▸ **GOAL**: Extract each line holding the word "banca" from the entries.

════════════════

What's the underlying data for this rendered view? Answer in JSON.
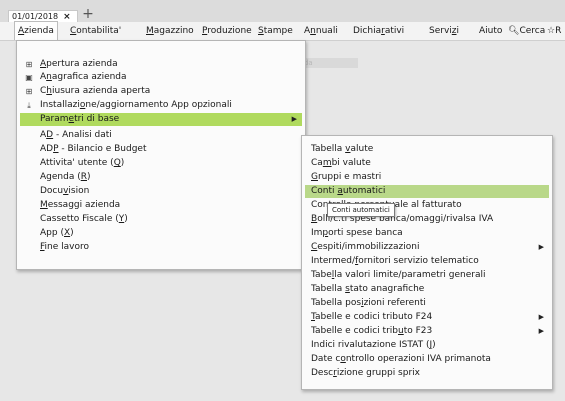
{
  "tab": {
    "title": "01/01/2018",
    "close": "×",
    "new": "+"
  },
  "menubar": [
    {
      "label": "Azienda",
      "key": "A",
      "rest": "zienda"
    },
    {
      "label": "Contabilita'",
      "key": "C",
      "rest": "ontabilita'"
    },
    {
      "label": "Magazzino",
      "key": "M",
      "rest": "agazzino"
    },
    {
      "label": "Produzione",
      "key": "P",
      "rest": "roduzione"
    },
    {
      "label": "Stampe",
      "key": "S",
      "rest": "tampe"
    },
    {
      "label": "Annuali",
      "pre": "A",
      "key": "n",
      "rest": "nuali"
    },
    {
      "label": "Dichiarativi",
      "pre": "Dichia",
      "key": "r",
      "rest": "ativi"
    },
    {
      "label": "Servizi",
      "pre": "Servi",
      "key": "z",
      "rest": "i"
    },
    {
      "label": "Aiuto",
      "pre": "Aiuto",
      "key": "",
      "rest": ""
    },
    {
      "label": "Cerca",
      "icon": "search-icon"
    },
    {
      "label": "R",
      "icon": "star-icon"
    }
  ],
  "ghost_text": "ida",
  "azienda_menu": [
    {
      "pre": "",
      "key": "A",
      "rest": "pertura azienda",
      "icon": "⊞"
    },
    {
      "pre": "A",
      "key": "n",
      "rest": "agrafica azienda",
      "icon": "▣"
    },
    {
      "pre": "C",
      "key": "h",
      "rest": "iusura azienda aperta",
      "icon": "⊞"
    },
    {
      "pre": "Installazi",
      "key": "o",
      "rest": "ne/aggiornamento App opzionali",
      "icon": "⤓"
    },
    {
      "pre": "Param",
      "key": "e",
      "rest": "tri di base",
      "arrow": "▶"
    },
    {
      "pre": "A",
      "key": "D",
      "rest": " - Analisi dati"
    },
    {
      "pre": "AD",
      "key": "P",
      "rest": " - Bilancio e Budget"
    },
    {
      "pre": "Attivita' utente (",
      "key": "Q",
      "rest": ")"
    },
    {
      "pre": "Agenda (",
      "key": "R",
      "rest": ")"
    },
    {
      "pre": "Docu",
      "key": "v",
      "rest": "ision"
    },
    {
      "pre": "",
      "key": "M",
      "rest": "essaggi azienda"
    },
    {
      "pre": "Cassetto Fiscale (",
      "key": "Y",
      "rest": ")"
    },
    {
      "pre": "App (",
      "key": "X",
      "rest": ")"
    },
    {
      "pre": "",
      "key": "F",
      "rest": "ine lavoro"
    }
  ],
  "parametri_menu": [
    {
      "pre": "Tabella ",
      "key": "v",
      "rest": "alute"
    },
    {
      "pre": "Ca",
      "key": "m",
      "rest": "bi valute"
    },
    {
      "pre": "",
      "key": "G",
      "rest": "ruppi e mastri"
    },
    {
      "pre": "Conti ",
      "key": "a",
      "rest": "utomatici"
    },
    {
      "pre": "Control",
      "key": "",
      "rest": "lo percentuale al fatturato"
    },
    {
      "pre": "",
      "key": "B",
      "rest": "olli/c.ti spese banca/omaggi/rivalsa IVA"
    },
    {
      "pre": "Im",
      "key": "p",
      "rest": "orti spese banca"
    },
    {
      "pre": "",
      "key": "C",
      "rest": "espiti/immobilizzazioni",
      "arrow": "▶"
    },
    {
      "pre": "Intermed/",
      "key": "f",
      "rest": "ornitori servizio telematico"
    },
    {
      "pre": "Tabe",
      "key": "l",
      "rest": "la valori limite/parametri generali"
    },
    {
      "pre": "Tabella ",
      "key": "s",
      "rest": "tato anagrafiche"
    },
    {
      "pre": "Tabella pos",
      "key": "i",
      "rest": "zioni referenti"
    },
    {
      "pre": "",
      "key": "T",
      "rest": "abelle e codici tributo F24",
      "arrow": "▶"
    },
    {
      "pre": "Tabelle e codici trib",
      "key": "u",
      "rest": "to F23",
      "arrow": "▶"
    },
    {
      "pre": "Indici rivalutazione ISTAT (",
      "key": "J",
      "rest": ")"
    },
    {
      "pre": "Date c",
      "key": "o",
      "rest": "ntrollo operazioni IVA primanota"
    },
    {
      "pre": "Desc",
      "key": "r",
      "rest": "izione gruppi sprix"
    }
  ],
  "tooltip": "Conti automatici"
}
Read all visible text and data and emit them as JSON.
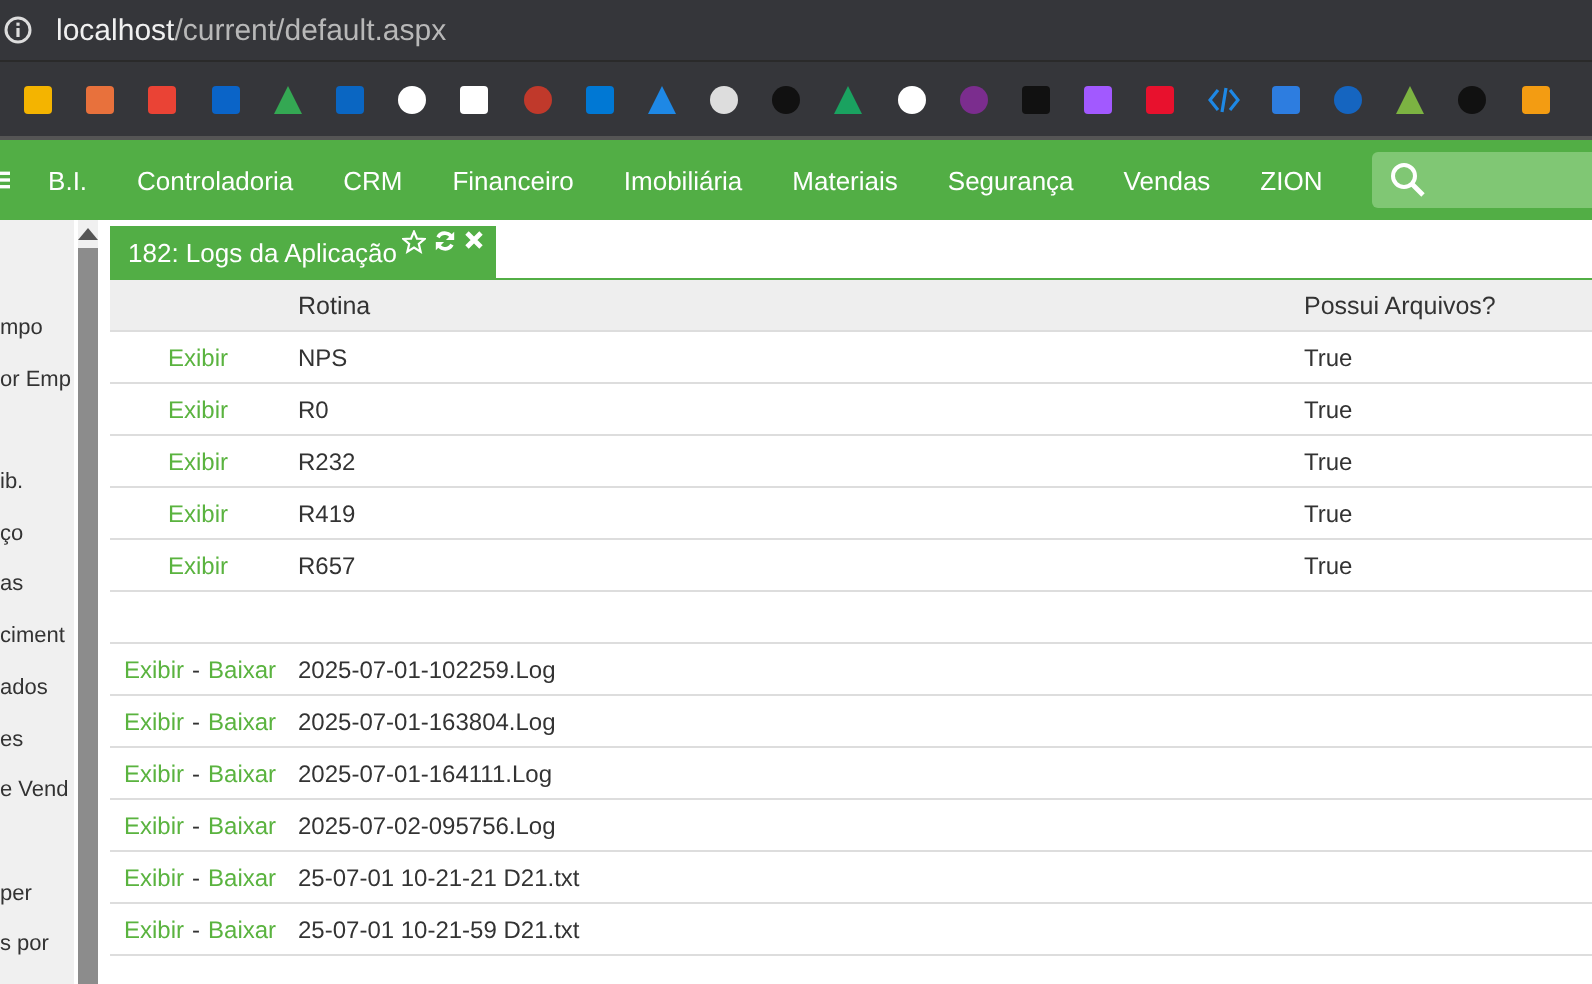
{
  "address_bar": {
    "host": "localhost",
    "path": "/current/default.aspx"
  },
  "nav": {
    "items": [
      "B.I.",
      "Controladoria",
      "CRM",
      "Financeiro",
      "Imobiliária",
      "Materiais",
      "Segurança",
      "Vendas",
      "ZION"
    ]
  },
  "sidebar": {
    "items": [
      {
        "label": "mpo"
      },
      {
        "label": "or Emp"
      },
      {
        "label": "ib.",
        "gap_before": true
      },
      {
        "label": "ço"
      },
      {
        "label": "as"
      },
      {
        "label": "ciment"
      },
      {
        "label": "ados"
      },
      {
        "label": "es"
      },
      {
        "label": "e Vend"
      },
      {
        "label": "per",
        "gap_before": true
      },
      {
        "label": "s por"
      }
    ]
  },
  "tab": {
    "title": "182: Logs da Aplicação",
    "selected": true
  },
  "routines": {
    "columns": [
      "Rotina",
      "Possui Arquivos?"
    ],
    "rows": [
      {
        "action": "Exibir",
        "rotina": "NPS",
        "possui": "True"
      },
      {
        "action": "Exibir",
        "rotina": "R0",
        "possui": "True"
      },
      {
        "action": "Exibir",
        "rotina": "R232",
        "possui": "True"
      },
      {
        "action": "Exibir",
        "rotina": "R419",
        "possui": "True"
      },
      {
        "action": "Exibir",
        "rotina": "R657",
        "possui": "True"
      }
    ]
  },
  "files": {
    "rows": [
      {
        "view": "Exibir",
        "separator": "-",
        "download": "Baixar",
        "name": "2025-07-01-102259.Log"
      },
      {
        "view": "Exibir",
        "separator": "-",
        "download": "Baixar",
        "name": "2025-07-01-163804.Log"
      },
      {
        "view": "Exibir",
        "separator": "-",
        "download": "Baixar",
        "name": "2025-07-01-164111.Log"
      },
      {
        "view": "Exibir",
        "separator": "-",
        "download": "Baixar",
        "name": "2025-07-02-095756.Log"
      },
      {
        "view": "Exibir",
        "separator": "-",
        "download": "Baixar",
        "name": "25-07-01 10-21-21 D21.txt"
      },
      {
        "view": "Exibir",
        "separator": "-",
        "download": "Baixar",
        "name": "25-07-01 10-21-59 D21.txt"
      }
    ]
  }
}
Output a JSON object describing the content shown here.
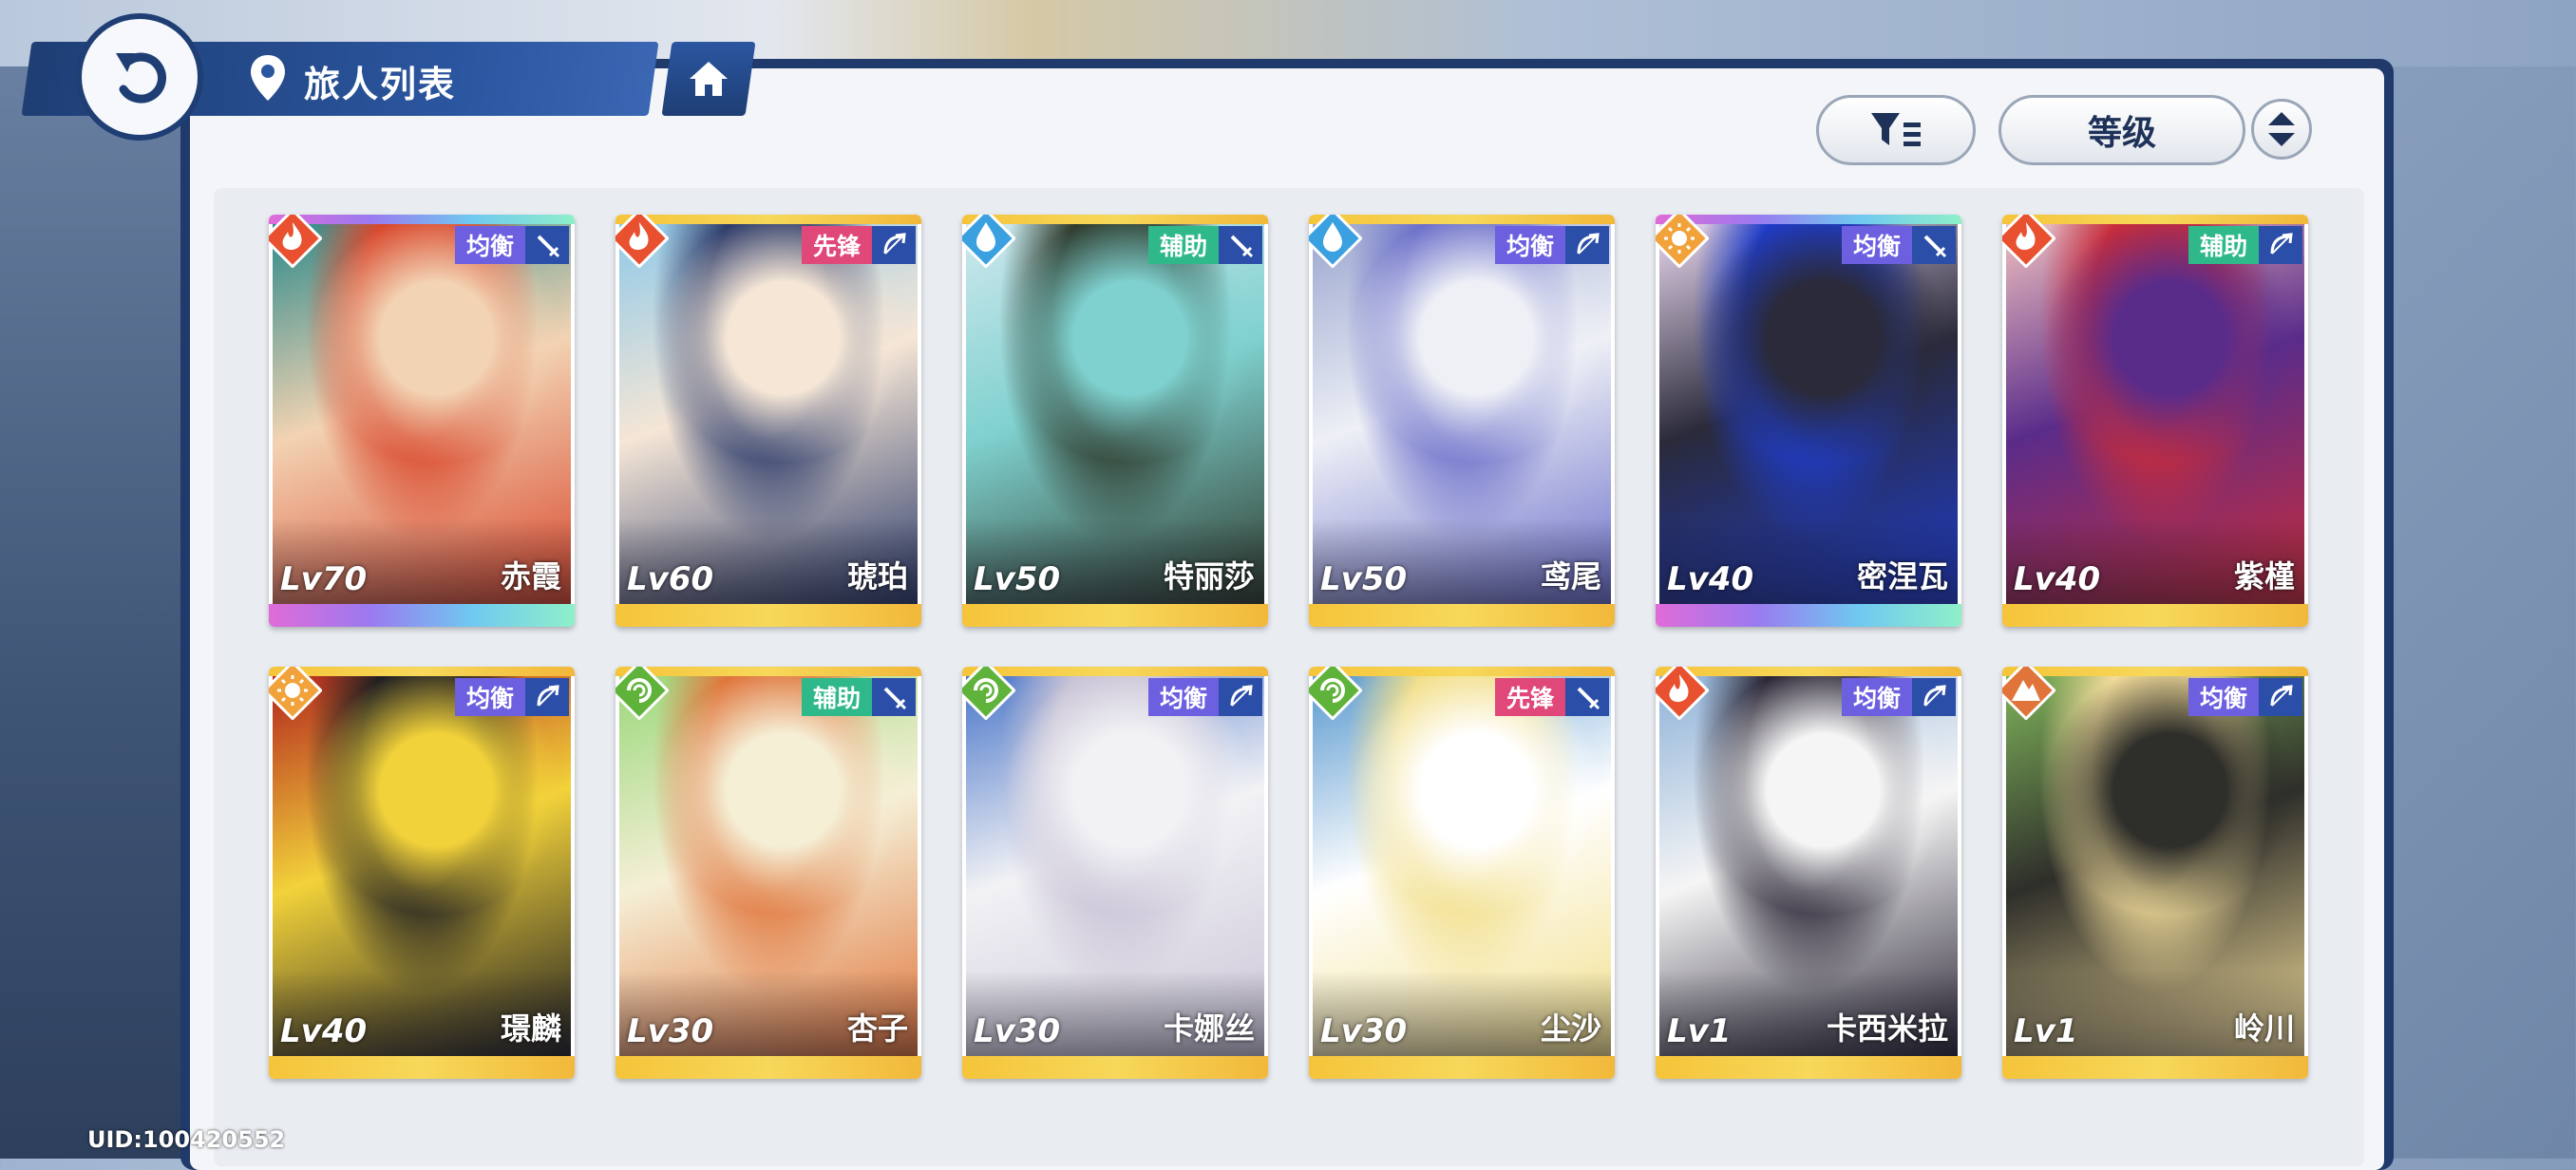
{
  "header": {
    "title": "旅人列表"
  },
  "toolbar": {
    "sort_label": "等级"
  },
  "footer": {
    "uid": "UID:100420552"
  },
  "colors": {
    "fire": "#e8502f",
    "water": "#3aa0e0",
    "light": "#f2a23a",
    "wind": "#5fb33a",
    "earth": "#e0743a",
    "balance": "#6c5fe0",
    "vanguard": "#e0487a",
    "support": "#2fb98a"
  },
  "characters": [
    {
      "name": "赤霞",
      "level": "Lv70",
      "role": "均衡",
      "element": "fire",
      "weapon": "sword",
      "frame": "rainbow",
      "art": [
        "#d9472c",
        "#f2d3b3",
        "#2e8a8a"
      ]
    },
    {
      "name": "琥珀",
      "level": "Lv60",
      "role": "先锋",
      "element": "fire",
      "weapon": "bow",
      "frame": "gold",
      "art": [
        "#2c3b6a",
        "#f5e6d6",
        "#8fc9e8"
      ]
    },
    {
      "name": "特丽莎",
      "level": "Lv50",
      "role": "辅助",
      "element": "water",
      "weapon": "sword",
      "frame": "gold",
      "art": [
        "#2e3a2c",
        "#7fd1cf",
        "#cfe8ee"
      ]
    },
    {
      "name": "鸢尾",
      "level": "Lv50",
      "role": "均衡",
      "element": "water",
      "weapon": "bow",
      "frame": "gold",
      "art": [
        "#6b6fc9",
        "#eef0f6",
        "#9aa6cf"
      ]
    },
    {
      "name": "密涅瓦",
      "level": "Lv40",
      "role": "均衡",
      "element": "light",
      "weapon": "sword",
      "frame": "rainbow",
      "art": [
        "#1f3cc9",
        "#2a2a3a",
        "#e8d7ee"
      ]
    },
    {
      "name": "紫槿",
      "level": "Lv40",
      "role": "辅助",
      "element": "fire",
      "weapon": "bow",
      "frame": "gold",
      "art": [
        "#c92c3a",
        "#5a2c8a",
        "#f0c0c0"
      ]
    },
    {
      "name": "璟麟",
      "level": "Lv40",
      "role": "均衡",
      "element": "light",
      "weapon": "bow",
      "frame": "gold",
      "art": [
        "#1e1e22",
        "#f2d23a",
        "#b3261e"
      ]
    },
    {
      "name": "杏子",
      "level": "Lv30",
      "role": "辅助",
      "element": "wind",
      "weapon": "sword",
      "frame": "gold",
      "art": [
        "#e0743a",
        "#f5efd6",
        "#9ad87a"
      ]
    },
    {
      "name": "卡娜丝",
      "level": "Lv30",
      "role": "均衡",
      "element": "wind",
      "weapon": "bow",
      "frame": "gold",
      "art": [
        "#c9c3d6",
        "#f2f2f5",
        "#4a76c9"
      ]
    },
    {
      "name": "尘沙",
      "level": "Lv30",
      "role": "先锋",
      "element": "wind",
      "weapon": "sword",
      "frame": "gold",
      "art": [
        "#f2df8a",
        "#ffffff",
        "#5a9ad0"
      ]
    },
    {
      "name": "卡西米拉",
      "level": "Lv1",
      "role": "均衡",
      "element": "fire",
      "weapon": "bow",
      "frame": "gold",
      "art": [
        "#2a2535",
        "#f5f5f5",
        "#8fb3d9"
      ]
    },
    {
      "name": "岭川",
      "level": "Lv1",
      "role": "均衡",
      "element": "earth",
      "weapon": "bow",
      "frame": "gold",
      "art": [
        "#f2dc9a",
        "#2e2e2a",
        "#7fb35a"
      ]
    }
  ]
}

════════════════

▸ **RESULT OF THIS TASK**:
      "rest": "olli/c.ti spese banca/omaggi/rivalsa IVA"
      "rest": "orti spese banca"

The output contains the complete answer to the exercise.